» **STATED GOAL**: Transcribe all the records with complete accuracy.

» **Entries with figure data**:

»»

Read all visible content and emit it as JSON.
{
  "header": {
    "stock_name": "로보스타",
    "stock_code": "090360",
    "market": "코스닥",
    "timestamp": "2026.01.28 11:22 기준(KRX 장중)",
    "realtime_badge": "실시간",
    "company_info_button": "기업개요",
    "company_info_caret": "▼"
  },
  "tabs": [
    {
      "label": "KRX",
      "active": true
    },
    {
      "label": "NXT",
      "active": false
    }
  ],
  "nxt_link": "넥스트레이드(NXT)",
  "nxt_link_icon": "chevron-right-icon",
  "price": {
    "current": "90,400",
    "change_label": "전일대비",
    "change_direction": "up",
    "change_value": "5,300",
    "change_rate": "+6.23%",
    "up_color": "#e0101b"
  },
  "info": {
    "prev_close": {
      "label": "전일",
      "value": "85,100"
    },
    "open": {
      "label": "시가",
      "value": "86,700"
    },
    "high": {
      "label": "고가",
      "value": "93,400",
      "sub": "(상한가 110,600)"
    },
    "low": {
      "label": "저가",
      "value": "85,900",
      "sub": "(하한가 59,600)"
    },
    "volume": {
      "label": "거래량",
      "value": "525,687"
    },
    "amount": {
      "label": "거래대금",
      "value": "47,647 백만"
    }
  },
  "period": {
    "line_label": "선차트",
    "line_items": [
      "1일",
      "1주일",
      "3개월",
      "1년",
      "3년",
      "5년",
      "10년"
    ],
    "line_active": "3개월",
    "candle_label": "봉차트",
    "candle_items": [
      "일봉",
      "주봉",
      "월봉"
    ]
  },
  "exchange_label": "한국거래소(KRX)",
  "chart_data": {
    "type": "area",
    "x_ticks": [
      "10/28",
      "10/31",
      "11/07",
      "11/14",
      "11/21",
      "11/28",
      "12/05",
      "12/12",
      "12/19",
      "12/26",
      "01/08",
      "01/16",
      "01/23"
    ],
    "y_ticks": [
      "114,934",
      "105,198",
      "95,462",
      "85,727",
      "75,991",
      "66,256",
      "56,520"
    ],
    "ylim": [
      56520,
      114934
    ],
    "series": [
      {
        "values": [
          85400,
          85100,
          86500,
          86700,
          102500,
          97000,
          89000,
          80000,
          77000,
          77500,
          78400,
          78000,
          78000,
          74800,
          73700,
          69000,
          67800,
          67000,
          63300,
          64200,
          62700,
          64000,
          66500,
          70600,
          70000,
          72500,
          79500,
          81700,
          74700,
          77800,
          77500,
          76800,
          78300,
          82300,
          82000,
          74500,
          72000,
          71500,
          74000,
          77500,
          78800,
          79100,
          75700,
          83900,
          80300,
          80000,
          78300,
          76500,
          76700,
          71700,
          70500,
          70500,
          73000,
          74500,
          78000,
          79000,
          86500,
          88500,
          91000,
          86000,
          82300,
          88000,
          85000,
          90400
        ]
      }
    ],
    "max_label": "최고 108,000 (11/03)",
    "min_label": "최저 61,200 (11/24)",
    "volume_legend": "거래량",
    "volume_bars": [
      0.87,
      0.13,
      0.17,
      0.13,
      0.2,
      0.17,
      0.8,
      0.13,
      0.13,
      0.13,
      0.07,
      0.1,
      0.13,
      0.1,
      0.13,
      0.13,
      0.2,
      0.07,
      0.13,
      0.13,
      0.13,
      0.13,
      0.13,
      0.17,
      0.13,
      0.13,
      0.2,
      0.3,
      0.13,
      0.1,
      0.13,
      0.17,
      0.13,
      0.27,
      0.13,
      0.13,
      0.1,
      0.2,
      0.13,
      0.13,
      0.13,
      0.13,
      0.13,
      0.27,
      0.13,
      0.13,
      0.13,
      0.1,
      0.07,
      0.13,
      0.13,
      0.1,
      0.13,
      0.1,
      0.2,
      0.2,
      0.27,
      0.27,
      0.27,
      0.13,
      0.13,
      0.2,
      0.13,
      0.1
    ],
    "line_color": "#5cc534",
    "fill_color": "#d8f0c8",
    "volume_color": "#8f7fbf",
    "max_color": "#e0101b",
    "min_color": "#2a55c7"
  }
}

««

» **RESULT OF THIS EXERCISE**:
Read all visible content and emit it as JSON.
{
  "header": {
    "stock_name": "로보스타",
    "stock_code": "090360",
    "market": "코스닥",
    "timestamp": "2026.01.28 11:22 기준(KRX 장중)",
    "realtime_badge": "실시간",
    "company_info_button": "기업개요",
    "company_info_caret": "▼"
  },
  "tabs": [
    {
      "label": "KRX",
      "active": true
    },
    {
      "label": "NXT",
      "active": false
    }
  ],
  "nxt_link": "넥스트레이드(NXT)",
  "nxt_link_icon": "chevron-right-icon",
  "price": {
    "current": "90,400",
    "change_label": "전일대비",
    "change_direction": "up",
    "change_value": "5,300",
    "change_rate": "+6.23%",
    "up_color": "#e0101b"
  },
  "info": {
    "prev_close": {
      "label": "전일",
      "value": "85,100"
    },
    "open": {
      "label": "시가",
      "value": "86,700"
    },
    "high": {
      "label": "고가",
      "value": "93,400",
      "sub": "(상한가 110,600)"
    },
    "low": {
      "label": "저가",
      "value": "85,900",
      "sub": "(하한가 59,600)"
    },
    "volume": {
      "label": "거래량",
      "value": "525,687"
    },
    "amount": {
      "label": "거래대금",
      "value": "47,647 백만"
    }
  },
  "period": {
    "line_label": "선차트",
    "line_items": [
      "1일",
      "1주일",
      "3개월",
      "1년",
      "3년",
      "5년",
      "10년"
    ],
    "line_active": "3개월",
    "candle_label": "봉차트",
    "candle_items": [
      "일봉",
      "주봉",
      "월봉"
    ]
  },
  "exchange_label": "한국거래소(KRX)",
  "chart_data": {
    "type": "area",
    "x_ticks": [
      "10/28",
      "10/31",
      "11/07",
      "11/14",
      "11/21",
      "11/28",
      "12/05",
      "12/12",
      "12/19",
      "12/26",
      "01/08",
      "01/16",
      "01/23"
    ],
    "y_ticks": [
      "114,934",
      "105,198",
      "95,462",
      "85,727",
      "75,991",
      "66,256",
      "56,520"
    ],
    "ylim": [
      56520,
      114934
    ],
    "series": [
      {
        "values": [
          85400,
          85100,
          86500,
          86700,
          102500,
          97000,
          89000,
          80000,
          77000,
          77500,
          78400,
          78000,
          78000,
          74800,
          73700,
          69000,
          67800,
          67000,
          63300,
          64200,
          62700,
          64000,
          66500,
          70600,
          70000,
          72500,
          79500,
          81700,
          74700,
          77800,
          77500,
          76800,
          78300,
          82300,
          82000,
          74500,
          72000,
          71500,
          74000,
          77500,
          78800,
          79100,
          75700,
          83900,
          80300,
          80000,
          78300,
          76500,
          76700,
          71700,
          70500,
          70500,
          73000,
          74500,
          78000,
          79000,
          86500,
          88500,
          91000,
          86000,
          82300,
          88000,
          85000,
          90400
        ]
      }
    ],
    "max_label": "최고 108,000 (11/03)",
    "min_label": "최저 61,200 (11/24)",
    "volume_legend": "거래량",
    "volume_bars": [
      0.87,
      0.13,
      0.17,
      0.13,
      0.2,
      0.17,
      0.8,
      0.13,
      0.13,
      0.13,
      0.07,
      0.1,
      0.13,
      0.1,
      0.13,
      0.13,
      0.2,
      0.07,
      0.13,
      0.13,
      0.13,
      0.13,
      0.13,
      0.17,
      0.13,
      0.13,
      0.2,
      0.3,
      0.13,
      0.1,
      0.13,
      0.17,
      0.13,
      0.27,
      0.13,
      0.13,
      0.1,
      0.2,
      0.13,
      0.13,
      0.13,
      0.13,
      0.13,
      0.27,
      0.13,
      0.13,
      0.13,
      0.1,
      0.07,
      0.13,
      0.13,
      0.1,
      0.13,
      0.1,
      0.2,
      0.2,
      0.27,
      0.27,
      0.27,
      0.13,
      0.13,
      0.2,
      0.13,
      0.1
    ],
    "line_color": "#5cc534",
    "fill_color": "#d8f0c8",
    "volume_color": "#8f7fbf",
    "max_color": "#e0101b",
    "min_color": "#2a55c7"
  }
}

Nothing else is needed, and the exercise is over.